[Data entries for graphics]
+ + +
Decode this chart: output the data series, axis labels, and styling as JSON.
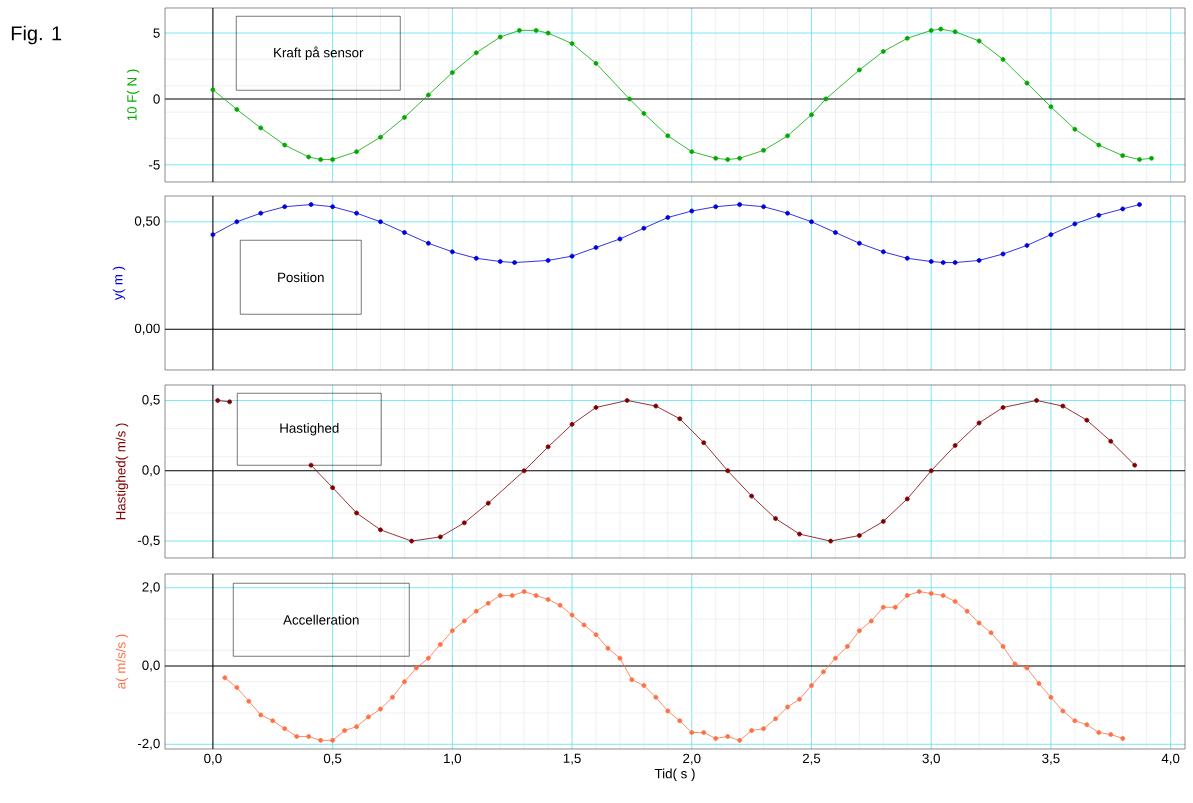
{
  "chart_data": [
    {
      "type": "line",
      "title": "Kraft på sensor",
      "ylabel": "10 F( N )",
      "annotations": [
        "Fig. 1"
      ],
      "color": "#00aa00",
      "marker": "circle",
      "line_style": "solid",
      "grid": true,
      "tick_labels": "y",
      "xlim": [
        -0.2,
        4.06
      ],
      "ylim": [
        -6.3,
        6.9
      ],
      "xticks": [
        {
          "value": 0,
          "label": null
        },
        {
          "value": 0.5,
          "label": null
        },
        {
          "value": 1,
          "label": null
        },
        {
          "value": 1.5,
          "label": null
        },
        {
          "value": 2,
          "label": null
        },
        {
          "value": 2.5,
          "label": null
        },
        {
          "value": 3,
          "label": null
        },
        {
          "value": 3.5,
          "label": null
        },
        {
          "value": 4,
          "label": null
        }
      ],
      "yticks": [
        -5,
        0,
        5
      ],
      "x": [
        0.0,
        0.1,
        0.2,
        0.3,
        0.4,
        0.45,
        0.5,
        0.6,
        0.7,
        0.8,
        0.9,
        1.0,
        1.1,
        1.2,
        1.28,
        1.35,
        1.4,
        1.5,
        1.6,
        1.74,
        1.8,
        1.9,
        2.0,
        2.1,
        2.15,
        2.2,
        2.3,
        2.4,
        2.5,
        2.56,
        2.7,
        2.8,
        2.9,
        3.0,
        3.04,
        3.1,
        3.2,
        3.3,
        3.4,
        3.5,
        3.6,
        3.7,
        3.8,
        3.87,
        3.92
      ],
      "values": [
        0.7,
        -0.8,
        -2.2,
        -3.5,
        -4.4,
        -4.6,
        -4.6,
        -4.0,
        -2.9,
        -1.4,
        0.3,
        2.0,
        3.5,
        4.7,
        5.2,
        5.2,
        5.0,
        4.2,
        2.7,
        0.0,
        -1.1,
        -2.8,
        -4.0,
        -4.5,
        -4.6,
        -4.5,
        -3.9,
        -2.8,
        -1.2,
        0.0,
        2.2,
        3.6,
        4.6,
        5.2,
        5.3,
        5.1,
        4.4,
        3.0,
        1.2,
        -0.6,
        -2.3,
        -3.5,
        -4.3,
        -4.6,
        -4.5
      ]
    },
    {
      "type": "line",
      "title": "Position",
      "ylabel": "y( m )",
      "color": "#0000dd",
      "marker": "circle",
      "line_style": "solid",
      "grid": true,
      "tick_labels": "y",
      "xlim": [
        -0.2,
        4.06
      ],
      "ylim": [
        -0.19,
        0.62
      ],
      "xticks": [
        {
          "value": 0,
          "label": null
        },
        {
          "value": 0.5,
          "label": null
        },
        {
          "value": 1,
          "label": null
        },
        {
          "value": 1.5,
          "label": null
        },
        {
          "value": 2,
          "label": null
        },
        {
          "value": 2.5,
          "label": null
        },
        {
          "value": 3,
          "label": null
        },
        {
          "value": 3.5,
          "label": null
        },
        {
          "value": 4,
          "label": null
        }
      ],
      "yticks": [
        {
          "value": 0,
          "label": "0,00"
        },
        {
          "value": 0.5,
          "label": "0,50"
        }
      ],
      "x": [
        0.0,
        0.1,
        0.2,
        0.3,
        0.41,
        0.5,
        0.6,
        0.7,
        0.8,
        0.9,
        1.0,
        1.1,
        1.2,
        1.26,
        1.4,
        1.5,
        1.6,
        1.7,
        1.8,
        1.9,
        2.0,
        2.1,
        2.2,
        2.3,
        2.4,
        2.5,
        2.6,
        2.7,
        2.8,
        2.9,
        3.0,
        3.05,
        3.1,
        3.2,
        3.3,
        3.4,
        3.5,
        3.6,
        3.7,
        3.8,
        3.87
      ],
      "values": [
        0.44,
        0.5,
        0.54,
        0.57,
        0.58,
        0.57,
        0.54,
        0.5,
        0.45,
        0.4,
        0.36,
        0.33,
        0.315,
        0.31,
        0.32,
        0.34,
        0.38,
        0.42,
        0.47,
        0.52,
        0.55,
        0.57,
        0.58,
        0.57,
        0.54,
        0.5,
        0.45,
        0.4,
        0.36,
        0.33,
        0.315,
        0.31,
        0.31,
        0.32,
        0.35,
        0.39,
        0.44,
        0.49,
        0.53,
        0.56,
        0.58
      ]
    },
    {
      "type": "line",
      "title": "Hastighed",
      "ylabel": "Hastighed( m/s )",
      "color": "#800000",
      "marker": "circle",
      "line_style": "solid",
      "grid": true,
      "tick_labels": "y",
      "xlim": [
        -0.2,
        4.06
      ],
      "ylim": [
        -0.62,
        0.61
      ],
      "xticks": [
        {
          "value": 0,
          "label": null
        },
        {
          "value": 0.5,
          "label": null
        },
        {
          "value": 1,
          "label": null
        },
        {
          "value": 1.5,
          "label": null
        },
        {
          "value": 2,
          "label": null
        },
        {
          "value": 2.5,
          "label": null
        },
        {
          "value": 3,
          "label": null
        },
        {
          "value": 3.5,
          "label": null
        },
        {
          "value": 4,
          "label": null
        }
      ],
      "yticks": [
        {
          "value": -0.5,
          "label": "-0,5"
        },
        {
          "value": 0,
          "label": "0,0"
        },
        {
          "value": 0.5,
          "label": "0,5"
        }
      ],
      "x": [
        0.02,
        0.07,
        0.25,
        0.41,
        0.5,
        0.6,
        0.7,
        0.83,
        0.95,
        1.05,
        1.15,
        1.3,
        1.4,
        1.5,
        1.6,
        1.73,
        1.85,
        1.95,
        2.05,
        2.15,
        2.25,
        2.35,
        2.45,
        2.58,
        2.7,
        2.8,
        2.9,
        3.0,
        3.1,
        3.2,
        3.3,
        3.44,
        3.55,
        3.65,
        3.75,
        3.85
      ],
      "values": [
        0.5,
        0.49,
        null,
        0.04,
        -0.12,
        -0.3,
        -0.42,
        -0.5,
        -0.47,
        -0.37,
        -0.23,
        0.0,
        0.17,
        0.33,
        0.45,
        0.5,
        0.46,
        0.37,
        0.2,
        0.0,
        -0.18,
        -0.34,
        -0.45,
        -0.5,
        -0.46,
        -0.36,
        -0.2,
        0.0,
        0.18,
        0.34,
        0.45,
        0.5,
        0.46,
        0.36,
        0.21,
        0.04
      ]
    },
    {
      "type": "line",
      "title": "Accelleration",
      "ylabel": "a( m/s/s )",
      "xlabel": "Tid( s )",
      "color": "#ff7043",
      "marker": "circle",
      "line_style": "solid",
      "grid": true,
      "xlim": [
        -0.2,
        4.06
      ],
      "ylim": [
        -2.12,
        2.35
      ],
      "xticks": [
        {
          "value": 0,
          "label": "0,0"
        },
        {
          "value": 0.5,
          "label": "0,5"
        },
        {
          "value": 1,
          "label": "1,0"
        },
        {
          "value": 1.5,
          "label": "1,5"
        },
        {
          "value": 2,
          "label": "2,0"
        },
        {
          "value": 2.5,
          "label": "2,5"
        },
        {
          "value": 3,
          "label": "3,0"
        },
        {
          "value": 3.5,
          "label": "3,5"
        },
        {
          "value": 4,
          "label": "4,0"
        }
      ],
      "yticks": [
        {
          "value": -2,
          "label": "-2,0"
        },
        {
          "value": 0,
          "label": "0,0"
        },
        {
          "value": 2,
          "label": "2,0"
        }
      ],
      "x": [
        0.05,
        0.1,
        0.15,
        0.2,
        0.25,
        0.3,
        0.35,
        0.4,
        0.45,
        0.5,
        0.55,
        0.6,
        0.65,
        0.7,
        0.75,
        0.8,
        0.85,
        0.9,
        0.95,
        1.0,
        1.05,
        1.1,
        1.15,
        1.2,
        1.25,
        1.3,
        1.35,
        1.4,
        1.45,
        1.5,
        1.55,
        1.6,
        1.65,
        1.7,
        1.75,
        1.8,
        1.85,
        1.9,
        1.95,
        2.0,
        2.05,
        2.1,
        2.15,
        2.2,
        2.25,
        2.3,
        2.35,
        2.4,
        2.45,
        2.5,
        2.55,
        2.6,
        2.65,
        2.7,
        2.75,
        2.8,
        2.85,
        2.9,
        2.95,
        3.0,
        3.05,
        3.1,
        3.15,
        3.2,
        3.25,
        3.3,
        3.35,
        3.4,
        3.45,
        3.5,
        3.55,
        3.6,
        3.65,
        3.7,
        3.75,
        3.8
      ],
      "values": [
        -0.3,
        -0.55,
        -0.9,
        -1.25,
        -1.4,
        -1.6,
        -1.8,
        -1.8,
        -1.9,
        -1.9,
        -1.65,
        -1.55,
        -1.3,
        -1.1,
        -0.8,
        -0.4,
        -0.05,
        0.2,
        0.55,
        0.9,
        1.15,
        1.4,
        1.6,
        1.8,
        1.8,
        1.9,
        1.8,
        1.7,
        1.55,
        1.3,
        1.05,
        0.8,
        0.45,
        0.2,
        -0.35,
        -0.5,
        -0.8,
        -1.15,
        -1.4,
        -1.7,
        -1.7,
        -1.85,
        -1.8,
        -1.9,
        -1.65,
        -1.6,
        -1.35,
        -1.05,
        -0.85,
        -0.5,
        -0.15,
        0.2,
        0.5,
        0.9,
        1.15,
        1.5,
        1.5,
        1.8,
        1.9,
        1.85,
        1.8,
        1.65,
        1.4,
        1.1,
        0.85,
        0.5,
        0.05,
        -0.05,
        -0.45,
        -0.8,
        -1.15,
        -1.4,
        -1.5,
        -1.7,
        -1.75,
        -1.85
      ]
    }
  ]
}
+ + +
• _EXERCISE PROMPT_
Collect every line from the records above that contains the word "Hastighed".

• _THE REPLY_
      "title": "Hastighed",
      "ylabel": "Hastighed( m/s )",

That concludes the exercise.